Exercise prompt: In the entries, find all lines that hold the word "icon" and copy them.

*** Records provided

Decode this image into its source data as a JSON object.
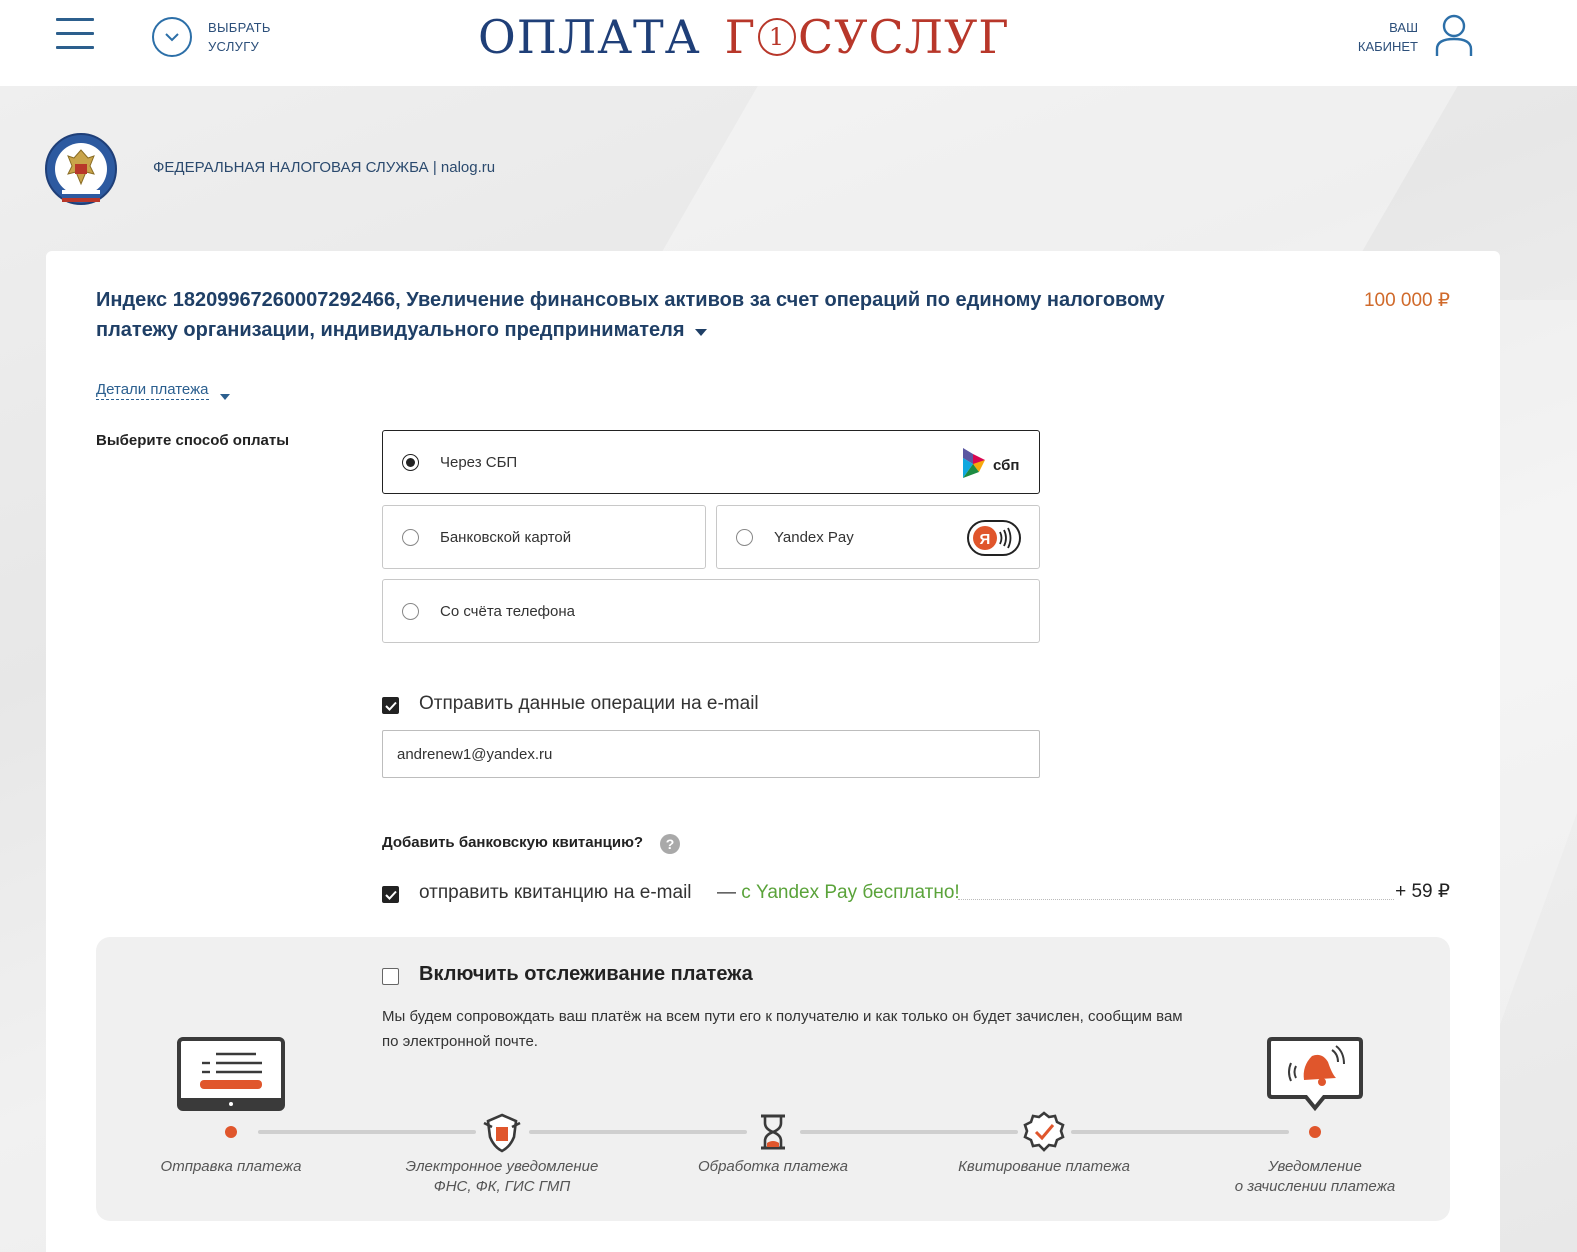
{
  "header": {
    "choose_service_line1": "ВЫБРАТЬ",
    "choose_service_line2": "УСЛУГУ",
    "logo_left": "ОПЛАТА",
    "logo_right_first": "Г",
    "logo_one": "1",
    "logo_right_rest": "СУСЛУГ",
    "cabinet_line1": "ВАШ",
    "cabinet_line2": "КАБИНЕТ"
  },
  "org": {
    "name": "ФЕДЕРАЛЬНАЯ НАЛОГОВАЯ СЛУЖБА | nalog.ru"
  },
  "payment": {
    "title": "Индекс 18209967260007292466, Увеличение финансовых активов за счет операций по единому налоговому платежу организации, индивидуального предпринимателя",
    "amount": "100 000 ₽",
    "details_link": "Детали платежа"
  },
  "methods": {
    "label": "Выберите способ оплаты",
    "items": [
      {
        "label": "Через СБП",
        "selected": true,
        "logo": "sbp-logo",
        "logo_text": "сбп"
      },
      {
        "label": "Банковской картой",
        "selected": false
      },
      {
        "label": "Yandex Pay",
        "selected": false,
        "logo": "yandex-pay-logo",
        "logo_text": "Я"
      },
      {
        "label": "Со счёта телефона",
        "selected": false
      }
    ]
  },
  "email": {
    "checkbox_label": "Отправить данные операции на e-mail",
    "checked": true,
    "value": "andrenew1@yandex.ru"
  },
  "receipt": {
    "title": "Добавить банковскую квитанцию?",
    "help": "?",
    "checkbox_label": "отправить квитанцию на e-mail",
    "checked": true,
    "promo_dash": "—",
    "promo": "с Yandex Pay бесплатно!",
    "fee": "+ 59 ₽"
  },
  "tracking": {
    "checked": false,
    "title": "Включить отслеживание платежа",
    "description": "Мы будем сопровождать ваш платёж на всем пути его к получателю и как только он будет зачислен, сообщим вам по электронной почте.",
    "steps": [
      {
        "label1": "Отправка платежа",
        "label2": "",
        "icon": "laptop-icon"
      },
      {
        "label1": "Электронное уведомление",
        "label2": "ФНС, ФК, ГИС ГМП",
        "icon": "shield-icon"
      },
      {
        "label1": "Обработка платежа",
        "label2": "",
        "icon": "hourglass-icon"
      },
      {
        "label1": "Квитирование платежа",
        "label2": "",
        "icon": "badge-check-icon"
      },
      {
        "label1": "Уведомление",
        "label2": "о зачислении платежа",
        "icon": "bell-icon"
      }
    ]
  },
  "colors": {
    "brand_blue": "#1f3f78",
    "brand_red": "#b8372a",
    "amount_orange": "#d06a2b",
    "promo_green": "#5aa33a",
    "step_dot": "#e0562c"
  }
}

******

The result:
        "icon": "laptop-icon"
        "icon": "shield-icon"
        "icon": "hourglass-icon"
        "icon": "badge-check-icon"
        "icon": "bell-icon"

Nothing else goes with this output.